* _Data items_
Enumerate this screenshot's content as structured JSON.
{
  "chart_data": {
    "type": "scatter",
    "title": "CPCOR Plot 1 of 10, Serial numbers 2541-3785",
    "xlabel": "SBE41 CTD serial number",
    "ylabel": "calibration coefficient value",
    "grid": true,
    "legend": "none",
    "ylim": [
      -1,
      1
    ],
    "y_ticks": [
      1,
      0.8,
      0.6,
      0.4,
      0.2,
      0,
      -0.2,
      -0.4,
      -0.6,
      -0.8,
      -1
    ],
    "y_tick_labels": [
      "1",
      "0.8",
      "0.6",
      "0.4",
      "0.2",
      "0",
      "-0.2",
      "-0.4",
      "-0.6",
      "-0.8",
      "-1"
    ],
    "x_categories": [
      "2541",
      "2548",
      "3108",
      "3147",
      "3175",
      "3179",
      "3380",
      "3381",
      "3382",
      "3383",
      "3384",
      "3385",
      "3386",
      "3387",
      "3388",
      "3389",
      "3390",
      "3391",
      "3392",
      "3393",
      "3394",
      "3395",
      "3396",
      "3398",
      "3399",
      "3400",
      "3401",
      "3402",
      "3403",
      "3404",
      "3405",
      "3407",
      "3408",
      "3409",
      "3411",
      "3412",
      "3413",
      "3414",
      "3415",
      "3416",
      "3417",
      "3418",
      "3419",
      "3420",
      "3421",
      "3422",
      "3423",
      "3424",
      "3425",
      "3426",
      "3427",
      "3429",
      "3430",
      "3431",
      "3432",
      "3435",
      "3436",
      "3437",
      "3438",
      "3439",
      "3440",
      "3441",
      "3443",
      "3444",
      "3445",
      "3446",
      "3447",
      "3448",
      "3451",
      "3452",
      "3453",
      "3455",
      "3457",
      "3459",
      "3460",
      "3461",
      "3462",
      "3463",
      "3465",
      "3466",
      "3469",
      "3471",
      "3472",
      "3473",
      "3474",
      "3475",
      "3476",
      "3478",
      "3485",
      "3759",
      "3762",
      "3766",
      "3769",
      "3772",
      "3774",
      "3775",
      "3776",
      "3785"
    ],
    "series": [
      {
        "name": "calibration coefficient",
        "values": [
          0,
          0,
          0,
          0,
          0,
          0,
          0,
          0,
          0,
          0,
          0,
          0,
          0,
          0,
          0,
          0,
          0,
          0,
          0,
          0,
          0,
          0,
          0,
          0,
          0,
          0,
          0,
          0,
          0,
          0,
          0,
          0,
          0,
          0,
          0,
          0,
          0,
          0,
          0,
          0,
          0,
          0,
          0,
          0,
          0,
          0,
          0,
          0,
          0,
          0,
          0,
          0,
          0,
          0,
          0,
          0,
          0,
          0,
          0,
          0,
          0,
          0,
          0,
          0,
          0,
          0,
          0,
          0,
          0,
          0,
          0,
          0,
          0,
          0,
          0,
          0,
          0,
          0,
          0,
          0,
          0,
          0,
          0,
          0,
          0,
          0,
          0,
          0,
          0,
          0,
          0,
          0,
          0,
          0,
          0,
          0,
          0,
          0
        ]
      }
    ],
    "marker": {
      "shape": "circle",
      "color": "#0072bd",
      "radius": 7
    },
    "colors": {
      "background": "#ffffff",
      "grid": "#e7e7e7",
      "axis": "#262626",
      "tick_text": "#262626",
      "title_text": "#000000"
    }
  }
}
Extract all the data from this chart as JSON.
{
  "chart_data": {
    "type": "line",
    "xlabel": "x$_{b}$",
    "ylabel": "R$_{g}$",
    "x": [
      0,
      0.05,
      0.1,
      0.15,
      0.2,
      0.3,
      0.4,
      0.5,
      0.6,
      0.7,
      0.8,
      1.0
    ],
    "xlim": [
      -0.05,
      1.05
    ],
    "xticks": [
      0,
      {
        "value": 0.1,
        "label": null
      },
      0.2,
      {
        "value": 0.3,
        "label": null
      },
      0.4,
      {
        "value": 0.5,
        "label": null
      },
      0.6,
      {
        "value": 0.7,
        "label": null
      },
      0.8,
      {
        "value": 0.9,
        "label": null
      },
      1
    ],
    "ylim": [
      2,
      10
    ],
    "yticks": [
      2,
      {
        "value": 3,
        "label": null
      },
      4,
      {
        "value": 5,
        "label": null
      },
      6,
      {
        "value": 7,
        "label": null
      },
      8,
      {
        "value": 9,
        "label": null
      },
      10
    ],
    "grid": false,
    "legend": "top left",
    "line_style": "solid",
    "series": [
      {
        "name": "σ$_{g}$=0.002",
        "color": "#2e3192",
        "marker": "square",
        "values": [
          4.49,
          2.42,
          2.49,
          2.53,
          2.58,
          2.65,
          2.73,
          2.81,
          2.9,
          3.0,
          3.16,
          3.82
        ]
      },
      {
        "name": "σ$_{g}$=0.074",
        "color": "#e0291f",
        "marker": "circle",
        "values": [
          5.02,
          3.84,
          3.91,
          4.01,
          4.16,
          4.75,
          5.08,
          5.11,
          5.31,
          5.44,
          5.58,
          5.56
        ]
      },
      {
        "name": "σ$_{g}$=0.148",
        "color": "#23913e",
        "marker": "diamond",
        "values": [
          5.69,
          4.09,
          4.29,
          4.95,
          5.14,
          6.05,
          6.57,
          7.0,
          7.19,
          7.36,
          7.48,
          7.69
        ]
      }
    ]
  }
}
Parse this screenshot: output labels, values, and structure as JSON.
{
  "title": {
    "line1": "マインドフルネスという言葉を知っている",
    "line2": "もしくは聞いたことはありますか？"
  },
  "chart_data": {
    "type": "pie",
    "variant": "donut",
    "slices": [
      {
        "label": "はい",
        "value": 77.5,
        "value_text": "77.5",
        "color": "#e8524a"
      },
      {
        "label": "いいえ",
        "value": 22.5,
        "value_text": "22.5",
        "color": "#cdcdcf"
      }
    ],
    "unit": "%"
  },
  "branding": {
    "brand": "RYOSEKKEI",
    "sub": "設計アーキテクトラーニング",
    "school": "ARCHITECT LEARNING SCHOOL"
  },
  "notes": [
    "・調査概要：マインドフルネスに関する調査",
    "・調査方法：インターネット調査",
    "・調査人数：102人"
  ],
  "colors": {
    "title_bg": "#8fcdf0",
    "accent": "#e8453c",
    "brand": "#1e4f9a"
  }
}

* _Problem statement_
Repeat every entry exactly as written above.

* _Expected answer_
Enumerate this screenshot's content as structured JSON.
{
  "chart_data": {
    "type": "scatter",
    "title": "CPCOR Plot 1 of 10, Serial numbers 2541-3785",
    "xlabel": "SBE41 CTD serial number",
    "ylabel": "calibration coefficient value",
    "grid": true,
    "legend": "none",
    "ylim": [
      -1,
      1
    ],
    "y_ticks": [
      1,
      0.8,
      0.6,
      0.4,
      0.2,
      0,
      -0.2,
      -0.4,
      -0.6,
      -0.8,
      -1
    ],
    "y_tick_labels": [
      "1",
      "0.8",
      "0.6",
      "0.4",
      "0.2",
      "0",
      "-0.2",
      "-0.4",
      "-0.6",
      "-0.8",
      "-1"
    ],
    "x_categories": [
      "2541",
      "2548",
      "3108",
      "3147",
      "3175",
      "3179",
      "3380",
      "3381",
      "3382",
      "3383",
      "3384",
      "3385",
      "3386",
      "3387",
      "3388",
      "3389",
      "3390",
      "3391",
      "3392",
      "3393",
      "3394",
      "3395",
      "3396",
      "3398",
      "3399",
      "3400",
      "3401",
      "3402",
      "3403",
      "3404",
      "3405",
      "3407",
      "3408",
      "3409",
      "3411",
      "3412",
      "3413",
      "3414",
      "3415",
      "3416",
      "3417",
      "3418",
      "3419",
      "3420",
      "3421",
      "3422",
      "3423",
      "3424",
      "3425",
      "3426",
      "3427",
      "3429",
      "3430",
      "3431",
      "3432",
      "3435",
      "3436",
      "3437",
      "3438",
      "3439",
      "3440",
      "3441",
      "3443",
      "3444",
      "3445",
      "3446",
      "3447",
      "3448",
      "3451",
      "3452",
      "3453",
      "3455",
      "3457",
      "3459",
      "3460",
      "3461",
      "3462",
      "3463",
      "3465",
      "3466",
      "3469",
      "3471",
      "3472",
      "3473",
      "3474",
      "3475",
      "3476",
      "3478",
      "3485",
      "3759",
      "3762",
      "3766",
      "3769",
      "3772",
      "3774",
      "3775",
      "3776",
      "3785"
    ],
    "series": [
      {
        "name": "calibration coefficient",
        "values": [
          0,
          0,
          0,
          0,
          0,
          0,
          0,
          0,
          0,
          0,
          0,
          0,
          0,
          0,
          0,
          0,
          0,
          0,
          0,
          0,
          0,
          0,
          0,
          0,
          0,
          0,
          0,
          0,
          0,
          0,
          0,
          0,
          0,
          0,
          0,
          0,
          0,
          0,
          0,
          0,
          0,
          0,
          0,
          0,
          0,
          0,
          0,
          0,
          0,
          0,
          0,
          0,
          0,
          0,
          0,
          0,
          0,
          0,
          0,
          0,
          0,
          0,
          0,
          0,
          0,
          0,
          0,
          0,
          0,
          0,
          0,
          0,
          0,
          0,
          0,
          0,
          0,
          0,
          0,
          0,
          0,
          0,
          0,
          0,
          0,
          0,
          0,
          0,
          0,
          0,
          0,
          0,
          0,
          0,
          0,
          0,
          0,
          0
        ]
      }
    ],
    "marker": {
      "shape": "circle",
      "color": "#0072bd",
      "radius": 7
    },
    "colors": {
      "background": "#ffffff",
      "grid": "#e7e7e7",
      "axis": "#262626",
      "tick_text": "#262626",
      "title_text": "#000000"
    }
  }
}
Extract all the data from this chart as JSON.
{
  "chart_data": {
    "type": "line",
    "xlabel": "x$_{b}$",
    "ylabel": "R$_{g}$",
    "x": [
      0,
      0.05,
      0.1,
      0.15,
      0.2,
      0.3,
      0.4,
      0.5,
      0.6,
      0.7,
      0.8,
      1.0
    ],
    "xlim": [
      -0.05,
      1.05
    ],
    "xticks": [
      0,
      {
        "value": 0.1,
        "label": null
      },
      0.2,
      {
        "value": 0.3,
        "label": null
      },
      0.4,
      {
        "value": 0.5,
        "label": null
      },
      0.6,
      {
        "value": 0.7,
        "label": null
      },
      0.8,
      {
        "value": 0.9,
        "label": null
      },
      1
    ],
    "ylim": [
      2,
      10
    ],
    "yticks": [
      2,
      {
        "value": 3,
        "label": null
      },
      4,
      {
        "value": 5,
        "label": null
      },
      6,
      {
        "value": 7,
        "label": null
      },
      8,
      {
        "value": 9,
        "label": null
      },
      10
    ],
    "grid": false,
    "legend": "top left",
    "line_style": "solid",
    "series": [
      {
        "name": "σ$_{g}$=0.002",
        "color": "#2e3192",
        "marker": "square",
        "values": [
          4.49,
          2.42,
          2.49,
          2.53,
          2.58,
          2.65,
          2.73,
          2.81,
          2.9,
          3.0,
          3.16,
          3.82
        ]
      },
      {
        "name": "σ$_{g}$=0.074",
        "color": "#e0291f",
        "marker": "circle",
        "values": [
          5.02,
          3.84,
          3.91,
          4.01,
          4.16,
          4.75,
          5.08,
          5.11,
          5.31,
          5.44,
          5.58,
          5.56
        ]
      },
      {
        "name": "σ$_{g}$=0.148",
        "color": "#23913e",
        "marker": "diamond",
        "values": [
          5.69,
          4.09,
          4.29,
          4.95,
          5.14,
          6.05,
          6.57,
          7.0,
          7.19,
          7.36,
          7.48,
          7.69
        ]
      }
    ]
  }
}
Parse this screenshot: output labels, values, and structure as JSON.
{
  "title": {
    "line1": "マインドフルネスという言葉を知っている",
    "line2": "もしくは聞いたことはありますか？"
  },
  "chart_data": {
    "type": "pie",
    "variant": "donut",
    "slices": [
      {
        "label": "はい",
        "value": 77.5,
        "value_text": "77.5",
        "color": "#e8524a"
      },
      {
        "label": "いいえ",
        "value": 22.5,
        "value_text": "22.5",
        "color": "#cdcdcf"
      }
    ],
    "unit": "%"
  },
  "branding": {
    "brand": "RYOSEKKEI",
    "sub": "設計アーキテクトラーニング",
    "school": "ARCHITECT LEARNING SCHOOL"
  },
  "notes": [
    "・調査概要：マインドフルネスに関する調査",
    "・調査方法：インターネット調査",
    "・調査人数：102人"
  ],
  "colors": {
    "title_bg": "#8fcdf0",
    "accent": "#e8453c",
    "brand": "#1e4f9a"
  }
}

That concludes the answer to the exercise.